→ **Page text**
--------------------------------

Tell us a bit about “The Thing on the Shelf.”

“The Thing on the Shelf” is part of a series I call “The Further Adventures of David Gerrold.” These are first person narratives, all starting off from something that actually happened in my life, so the first part of the story is usually true, with occasional embellishments, until the moment it all goes wonky, and then the narrative just stumbles off wherever it wants to go. (Previous examples include “Night Train to Paris,” “The Thing in the Back Yard,” and “Entanglements.”)

The Stoker Award itself is a beautifully designed trophy, it’s a little haunted house. You can sit there marveling at the details for a long time, and pretty soon, your imagination starts fizzing. In my case, I kept wondering what would happen if I could really open the front door and peek inside. Who would live inside this mansion? I still don’t know, they moved out when I got too nosy.

 

Early on in the story you write, “Writing is arrogant.  Writing comes from the assumption you have something to say and it’s worth saying – and worth other people’s attention.  Not just their attention, their time and their money too.”  And at a later point in the story, you (or this fictional you) bemoan your lack of a unique voice or style, unless you have become the “self-deprecating Marcel Proust of Fantasy & Science Fiction.”  Given that “The Thing on the Shelf” appears at least semi-autobiographical, would you say that this story serves as a primer for your thoughts on writing, the science fiction field, and your own writing in particular?  And if not, could you give your opinions on all those?

I think the paragraphs in the story pretty much sum it up.

Writing might be arrogant, but I think it’s a mistake for writers to be arrogant. We’re begging people for their time and their money. The readers aren’t just the audience, they’re our partners in creation. That’s the heart and soul of fandom — partnership. Fans can be an incredible resource for searching out information, ideas, and possibilities of all kinds. Even the most casual remark can unleash a tsunami of wonderful speculation. That’s where some of the best stories come from.

 

How does your general experience of attending genre conventions match up with the World Horror Convention as described in “The Thing on the Shelf”?

--------------------------------

→ **Data extract**
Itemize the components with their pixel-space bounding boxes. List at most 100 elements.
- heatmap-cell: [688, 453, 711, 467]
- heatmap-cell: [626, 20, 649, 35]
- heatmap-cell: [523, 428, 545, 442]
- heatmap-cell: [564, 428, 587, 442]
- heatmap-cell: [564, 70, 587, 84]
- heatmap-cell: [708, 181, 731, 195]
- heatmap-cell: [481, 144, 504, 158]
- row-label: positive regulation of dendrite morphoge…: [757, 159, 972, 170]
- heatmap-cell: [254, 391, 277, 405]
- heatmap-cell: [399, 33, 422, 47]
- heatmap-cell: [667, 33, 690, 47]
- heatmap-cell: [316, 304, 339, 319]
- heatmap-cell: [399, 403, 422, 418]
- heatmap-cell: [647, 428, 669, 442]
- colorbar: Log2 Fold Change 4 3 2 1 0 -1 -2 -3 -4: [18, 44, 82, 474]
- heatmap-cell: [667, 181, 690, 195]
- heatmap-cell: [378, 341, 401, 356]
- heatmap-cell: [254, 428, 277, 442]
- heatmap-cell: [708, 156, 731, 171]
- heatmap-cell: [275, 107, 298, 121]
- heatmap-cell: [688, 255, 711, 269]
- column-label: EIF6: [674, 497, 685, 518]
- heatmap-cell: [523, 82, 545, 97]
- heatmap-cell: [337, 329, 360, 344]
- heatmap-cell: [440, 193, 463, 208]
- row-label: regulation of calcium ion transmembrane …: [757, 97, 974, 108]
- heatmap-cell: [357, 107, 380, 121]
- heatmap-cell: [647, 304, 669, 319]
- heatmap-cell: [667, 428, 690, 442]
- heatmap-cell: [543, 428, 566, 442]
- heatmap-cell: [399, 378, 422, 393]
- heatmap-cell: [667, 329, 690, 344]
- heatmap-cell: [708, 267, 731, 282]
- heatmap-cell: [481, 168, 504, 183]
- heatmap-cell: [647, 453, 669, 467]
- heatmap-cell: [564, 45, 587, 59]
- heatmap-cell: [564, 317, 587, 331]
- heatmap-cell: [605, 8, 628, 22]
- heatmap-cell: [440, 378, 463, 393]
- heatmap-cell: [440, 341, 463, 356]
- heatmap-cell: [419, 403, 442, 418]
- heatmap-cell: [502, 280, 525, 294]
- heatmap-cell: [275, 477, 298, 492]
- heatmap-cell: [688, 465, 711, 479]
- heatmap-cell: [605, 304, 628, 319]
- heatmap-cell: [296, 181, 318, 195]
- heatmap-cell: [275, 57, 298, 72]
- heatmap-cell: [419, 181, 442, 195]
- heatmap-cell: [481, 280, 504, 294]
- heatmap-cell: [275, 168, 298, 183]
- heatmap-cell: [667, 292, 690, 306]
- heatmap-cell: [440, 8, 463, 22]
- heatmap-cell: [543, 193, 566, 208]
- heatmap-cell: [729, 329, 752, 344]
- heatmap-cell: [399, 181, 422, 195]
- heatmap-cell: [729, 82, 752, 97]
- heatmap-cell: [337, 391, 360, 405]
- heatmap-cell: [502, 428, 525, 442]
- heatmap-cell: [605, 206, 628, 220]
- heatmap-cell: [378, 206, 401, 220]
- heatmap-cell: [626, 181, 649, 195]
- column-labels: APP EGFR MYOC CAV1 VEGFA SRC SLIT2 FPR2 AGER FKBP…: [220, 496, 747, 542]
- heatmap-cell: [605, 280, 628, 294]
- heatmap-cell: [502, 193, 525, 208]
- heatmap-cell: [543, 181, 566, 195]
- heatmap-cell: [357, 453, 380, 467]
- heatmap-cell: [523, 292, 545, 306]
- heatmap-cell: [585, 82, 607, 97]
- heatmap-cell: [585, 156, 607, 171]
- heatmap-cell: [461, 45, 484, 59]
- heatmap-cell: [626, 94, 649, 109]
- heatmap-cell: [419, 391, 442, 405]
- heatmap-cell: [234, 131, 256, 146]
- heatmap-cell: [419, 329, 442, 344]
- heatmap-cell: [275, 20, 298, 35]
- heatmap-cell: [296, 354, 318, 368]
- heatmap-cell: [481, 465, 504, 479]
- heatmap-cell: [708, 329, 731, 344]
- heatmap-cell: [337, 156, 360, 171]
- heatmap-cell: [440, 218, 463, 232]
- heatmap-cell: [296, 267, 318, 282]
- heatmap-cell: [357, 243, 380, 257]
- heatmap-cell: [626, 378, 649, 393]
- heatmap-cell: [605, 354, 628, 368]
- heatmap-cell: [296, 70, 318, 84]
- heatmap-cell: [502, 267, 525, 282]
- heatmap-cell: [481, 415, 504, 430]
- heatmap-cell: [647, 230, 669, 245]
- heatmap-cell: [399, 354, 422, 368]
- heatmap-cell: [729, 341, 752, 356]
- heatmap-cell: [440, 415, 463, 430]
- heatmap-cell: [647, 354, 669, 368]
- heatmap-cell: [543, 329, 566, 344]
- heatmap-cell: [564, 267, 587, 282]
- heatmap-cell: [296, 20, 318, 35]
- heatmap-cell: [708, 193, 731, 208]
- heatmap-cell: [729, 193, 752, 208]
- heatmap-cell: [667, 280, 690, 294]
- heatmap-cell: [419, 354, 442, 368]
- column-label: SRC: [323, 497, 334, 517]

--------------------------------

→ **What the task requires**
What is the Spanish translation of this sentence from the interview: "Writing might be arrogant, but I think it’s a mistake for writers to be arrogant."? The listing has no connection to the interview.

→ **Exercise answer**
Escribir puede ser arrogante, pero creo que es un error que los escritores sean arrogantes.